Directions – Express the records starting with the line that contains "What elements are" and going on through the line that contains "monthly-change-bar (764, 463, 831, 473)" as a JSON list of strings, one string per line, with blank lines left out.

The input –
---+---

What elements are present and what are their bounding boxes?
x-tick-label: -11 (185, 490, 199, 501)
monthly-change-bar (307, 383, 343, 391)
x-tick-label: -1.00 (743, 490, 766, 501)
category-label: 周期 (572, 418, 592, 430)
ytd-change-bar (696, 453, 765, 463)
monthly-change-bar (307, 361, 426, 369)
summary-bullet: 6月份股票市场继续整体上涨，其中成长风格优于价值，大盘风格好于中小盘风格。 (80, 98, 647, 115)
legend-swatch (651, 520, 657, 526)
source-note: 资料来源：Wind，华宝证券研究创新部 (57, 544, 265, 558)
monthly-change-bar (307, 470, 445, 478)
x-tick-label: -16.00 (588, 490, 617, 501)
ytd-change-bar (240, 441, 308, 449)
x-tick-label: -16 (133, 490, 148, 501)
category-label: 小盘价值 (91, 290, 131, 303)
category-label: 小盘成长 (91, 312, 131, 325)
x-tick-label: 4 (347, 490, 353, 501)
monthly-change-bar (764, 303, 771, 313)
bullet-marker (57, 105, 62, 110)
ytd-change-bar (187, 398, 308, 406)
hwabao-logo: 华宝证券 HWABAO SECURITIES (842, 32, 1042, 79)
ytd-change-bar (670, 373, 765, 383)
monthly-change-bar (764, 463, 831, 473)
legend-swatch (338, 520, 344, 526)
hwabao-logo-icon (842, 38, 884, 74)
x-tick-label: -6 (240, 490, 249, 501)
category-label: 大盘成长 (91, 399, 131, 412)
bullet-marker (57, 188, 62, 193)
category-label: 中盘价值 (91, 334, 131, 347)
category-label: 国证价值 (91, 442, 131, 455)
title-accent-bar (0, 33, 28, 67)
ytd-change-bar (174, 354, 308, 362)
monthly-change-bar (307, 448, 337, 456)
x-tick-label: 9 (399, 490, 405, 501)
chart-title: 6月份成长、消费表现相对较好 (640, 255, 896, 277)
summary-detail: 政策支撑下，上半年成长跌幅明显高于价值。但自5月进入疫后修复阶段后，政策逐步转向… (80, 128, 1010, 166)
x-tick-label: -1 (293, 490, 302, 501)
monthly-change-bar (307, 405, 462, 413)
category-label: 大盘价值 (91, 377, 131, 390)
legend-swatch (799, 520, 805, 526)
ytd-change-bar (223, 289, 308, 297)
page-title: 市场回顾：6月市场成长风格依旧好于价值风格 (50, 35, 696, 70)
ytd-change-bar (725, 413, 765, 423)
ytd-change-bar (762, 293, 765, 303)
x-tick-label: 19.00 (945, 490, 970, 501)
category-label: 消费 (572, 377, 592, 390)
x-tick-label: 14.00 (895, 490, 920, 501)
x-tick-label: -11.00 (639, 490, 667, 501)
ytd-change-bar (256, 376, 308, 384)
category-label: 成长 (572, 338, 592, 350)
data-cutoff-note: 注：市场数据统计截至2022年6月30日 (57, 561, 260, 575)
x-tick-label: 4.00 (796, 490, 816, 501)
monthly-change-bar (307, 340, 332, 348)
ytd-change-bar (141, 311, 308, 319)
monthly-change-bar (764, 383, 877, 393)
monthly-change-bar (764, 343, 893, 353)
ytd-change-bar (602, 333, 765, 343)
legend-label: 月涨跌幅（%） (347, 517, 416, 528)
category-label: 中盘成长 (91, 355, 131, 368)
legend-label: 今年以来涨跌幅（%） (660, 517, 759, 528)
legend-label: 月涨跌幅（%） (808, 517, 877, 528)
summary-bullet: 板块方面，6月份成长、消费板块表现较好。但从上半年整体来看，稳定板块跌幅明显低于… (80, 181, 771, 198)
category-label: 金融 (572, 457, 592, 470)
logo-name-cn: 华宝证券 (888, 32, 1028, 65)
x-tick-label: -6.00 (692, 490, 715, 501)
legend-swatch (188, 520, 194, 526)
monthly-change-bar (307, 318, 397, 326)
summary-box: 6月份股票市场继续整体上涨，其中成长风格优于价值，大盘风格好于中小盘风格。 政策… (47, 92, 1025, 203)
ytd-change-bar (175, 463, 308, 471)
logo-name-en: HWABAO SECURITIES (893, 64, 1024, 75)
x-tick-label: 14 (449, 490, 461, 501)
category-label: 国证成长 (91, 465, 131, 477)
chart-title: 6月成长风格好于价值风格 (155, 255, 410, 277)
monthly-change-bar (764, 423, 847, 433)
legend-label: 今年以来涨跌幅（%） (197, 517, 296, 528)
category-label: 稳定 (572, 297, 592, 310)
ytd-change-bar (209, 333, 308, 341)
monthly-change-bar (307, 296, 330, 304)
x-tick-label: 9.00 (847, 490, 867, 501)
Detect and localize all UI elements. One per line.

---+---

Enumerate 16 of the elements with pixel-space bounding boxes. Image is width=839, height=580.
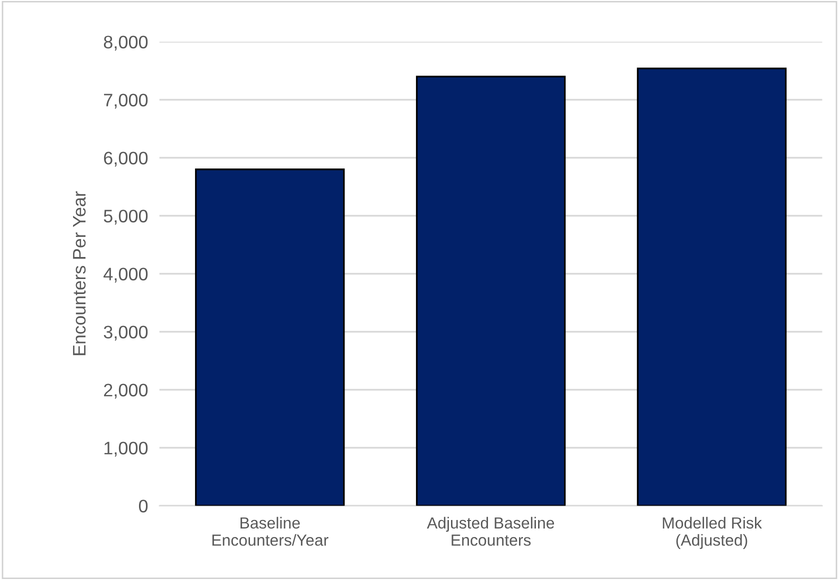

---+---

Correct result –
[
  "What elements are present and what are their bounding boxes?",
  "x-tick-label: -11 (185, 490, 199, 501)",
  "monthly-change-bar (307, 383, 343, 391)",
  "x-tick-label: -1.00 (743, 490, 766, 501)",
  "category-label: 周期 (572, 418, 592, 430)",
  "ytd-change-bar (696, 453, 765, 463)",
  "monthly-change-bar (307, 361, 426, 369)",
  "summary-bullet: 6月份股票市场继续整体上涨，其中成长风格优于价值，大盘风格好于中小盘风格。 (80, 98, 647, 115)",
  "legend-swatch (651, 520, 657, 526)",
  "source-note: 资料来源：Wind，华宝证券研究创新部 (57, 544, 265, 558)",
  "monthly-change-bar (307, 470, 445, 478)",
  "x-tick-label: -16.00 (588, 490, 617, 501)",
  "ytd-change-bar (240, 441, 308, 449)",
  "x-tick-label: -16 (133, 490, 148, 501)",
  "category-label: 小盘价值 (91, 290, 131, 303)",
  "category-label: 小盘成长 (91, 312, 131, 325)",
  "x-tick-label: 4 (347, 490, 353, 501)",
  "monthly-change-bar (764, 303, 771, 313)",
  "bullet-marker (57, 105, 62, 110)",
  "ytd-change-bar (187, 398, 308, 406)",
  "hwabao-logo: 华宝证券 HWABAO SECURITIES (842, 32, 1042, 79)",
  "ytd-change-bar (670, 373, 765, 383)",
  "monthly-change-bar (764, 463, 831, 473)"
]